Data excerpts
* begin *

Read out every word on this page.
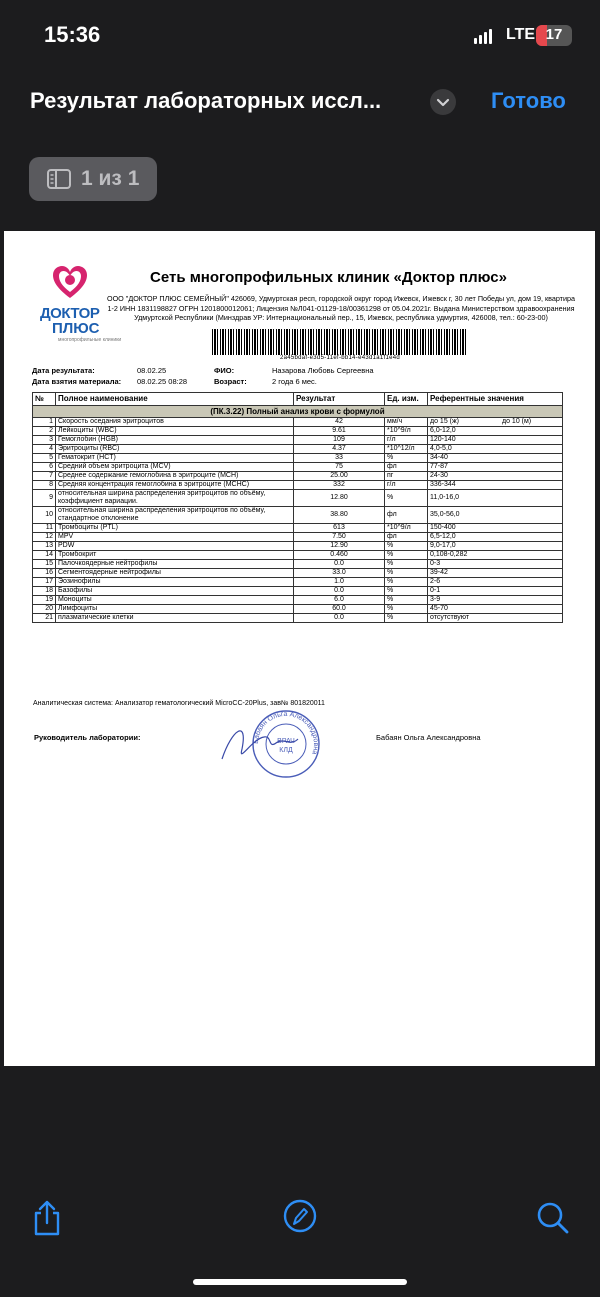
15:36	LTE 17
Результат лабораторных иссл...	Готово
1 из 1
ДОКТОР
ПЛЮС
многопрофильные клиники
Сеть многопрофильных клиник «Доктор плюс»
ООО "ДОКТОР ПЛЮС СЕМЕЙНЫЙ" 426069, Удмуртская респ, городской округ город Ижевск, Ижевск г, 30 лет Победы ул, дом 19, квартира 1-2 ИНН 1831198827 ОГРН 1201800012061; Лицензия №Л041-01129-18/00361298 от 05.04.2021г. Выдана Министерством здравоохранения Удмуртской Республики (Минздрав УР: Интернациональный пер., 15, Ижевск, республика удмуртия, 426008, тел.: 60-23-00)
2a45bdaf-e3d5-11ef-bb14-e43d1a1f1e4d
Дата результата:	08.02.25	ФИО:	Назарова Любовь Сергеевна
Дата взятия материала: 08.02.25 08:28	Возраст:	2 года 6 мес.
№	Полное наименование	Результат	Ед. изм.	Референтные значения
(ПК.3.22) Полный анализ крови с формулой				
1	Скорость оседания эритроцитов	42	мм/ч	до 15 (ж) до 10 (м)
2	Лейкоциты (WBC)	9.61	*10^9/л	6,0-12,0
3	Гемоглобин (HGB)	109	г/л	120-140
4	Эритроциты (RBC)	4.37	*10^12/л	4,0-5,0
5	Гематокрит (HCT)	33	%	34-40
6	Средний объем эритроцита (MCV)	75	фл	77-87
7	Среднее содержание гемоглобина в эритроците (MCH)	25.00	пг	24-30
8	Средняя концентрация гемоглобина в эритроците (MCHC)	332	г/л	336-344
9	относительная ширина распределения эритроцитов по объёму, коэффициент вариации.	12.80	%	11,0-16,0
10	относительная ширина распределения эритроцитов по объёму, стандартное отклонение	38.80	фл	35,0-56,0
11	Тромбоциты (PTL)	613	*10^9/л	150-400
12	MPV	7.50	фл	6,5-12,0
13	PDW	12.90	%	9,0-17,0
14	Тромбокрит	0.460	%	0,108-0,282
15	Палочкоядерные нейтрофилы	0.0	%	0-3
16	Сегментоядерные нейтрофилы	33.0	%	39-42
17	Эозинофилы	1.0	%	2-6
18	Базофилы	0.0	%	0-1
19	Моноциты	6.0	%	3-9
20	Лимфоциты	60.0	%	45-70
21	плазматические клетки	0.0	%	отсутствуют
Аналитическая система: Анализатор гематологический MicroCC-20Plus, зав№ 801820011
Руководитель лаборатории:	Бабаян Ольга Александровна
Бабаян Ольга Александровна
ВРАЧ
КЛД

* end *

> Exercise aim: Your answer should be a single number: the count of lines in the listing that contain the word "Бабаян".

> Exercise answer: 2